Exercise text.
━━━━━━━━━━

So I called him on it…  He gave me this lame-o line about how he didn’t know whose role this type of work was…  Um, hello, whoever receives the request!!  It’s called work for a reason, it’s not always fun!  I’ve never seen myself as above anyway, but N is really pushing my limits.  He is younger than myself, with far less experience.  I’m not okay with him treating me as his employee.  If he has work he can’t accommodate, he really should be discussing roles with our boss, and not taking it upon himself to redistribute the work.

Another example…  N scheduled a meeting with me earlier this week, again, our boss being on vacation.  I ‘accepted’ the calendar invite but later stressed to him I didn’t see the need to meet this week, being many questions and answers would be expected from management.  If you can believe it, his response was that he was going to be making the decisions.  He even went as far as to say his decisions would be more trustworthy than our boss’s.  I was speechless.  I have never before in my life met someone who so blatantly over-steps boundaries and authority, taking it upon themselves to better their own situation.

━━━━━━━━━━

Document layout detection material
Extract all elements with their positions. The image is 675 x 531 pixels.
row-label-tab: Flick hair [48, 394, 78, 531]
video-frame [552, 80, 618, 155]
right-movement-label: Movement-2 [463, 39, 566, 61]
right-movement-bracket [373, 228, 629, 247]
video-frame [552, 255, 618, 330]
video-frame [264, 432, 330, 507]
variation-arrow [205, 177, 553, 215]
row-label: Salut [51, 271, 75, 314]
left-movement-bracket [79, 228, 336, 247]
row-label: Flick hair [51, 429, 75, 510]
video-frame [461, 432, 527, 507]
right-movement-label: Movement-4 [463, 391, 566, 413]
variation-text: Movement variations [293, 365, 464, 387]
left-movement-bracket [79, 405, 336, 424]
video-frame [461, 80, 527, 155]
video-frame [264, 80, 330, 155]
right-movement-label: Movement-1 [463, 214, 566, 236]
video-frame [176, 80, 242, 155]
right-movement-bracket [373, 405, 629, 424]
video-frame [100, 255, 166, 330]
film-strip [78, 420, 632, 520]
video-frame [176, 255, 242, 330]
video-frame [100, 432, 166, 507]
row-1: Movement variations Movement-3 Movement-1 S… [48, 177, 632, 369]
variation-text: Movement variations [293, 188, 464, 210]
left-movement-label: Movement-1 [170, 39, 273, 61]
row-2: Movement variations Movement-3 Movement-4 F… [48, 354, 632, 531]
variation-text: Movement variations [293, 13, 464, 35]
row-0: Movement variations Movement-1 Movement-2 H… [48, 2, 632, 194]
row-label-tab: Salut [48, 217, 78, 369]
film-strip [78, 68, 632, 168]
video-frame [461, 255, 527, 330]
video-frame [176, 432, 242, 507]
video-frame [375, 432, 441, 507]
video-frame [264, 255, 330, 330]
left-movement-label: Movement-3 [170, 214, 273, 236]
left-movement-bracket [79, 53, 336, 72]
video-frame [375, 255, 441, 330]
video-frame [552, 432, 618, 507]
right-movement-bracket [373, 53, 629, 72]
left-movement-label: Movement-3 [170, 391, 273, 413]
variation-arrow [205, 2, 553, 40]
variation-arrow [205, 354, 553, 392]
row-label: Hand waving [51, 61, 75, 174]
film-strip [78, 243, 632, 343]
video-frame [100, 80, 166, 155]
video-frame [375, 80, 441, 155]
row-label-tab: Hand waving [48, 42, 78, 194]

━━━━━━━━━━

Study questions.
[a] In the text about N, how did N say his decisions would compare with the boss's?
[b] Reproduce the text about N between "Another example…  N" and "their own situation.", inclusive.

Answers per task.
[a] He said they would be more trustworthy than the boss's.

[b]
Another example…  N scheduled a meeting with me earlier this week, again, our boss being on vacation.  I ‘accepted’ the calendar invite but later stressed to him I didn’t see the need to meet this week, being many questions and answers would be expected from management.  If you can believe it, his response was that he was going to be making the decisions.  He even went as far as to say his decisions would be more trustworthy than our boss’s.  I was speechless.  I have never before in my life met someone who so blatantly over-steps boundaries and authority, taking it upon themselves to better their own situation.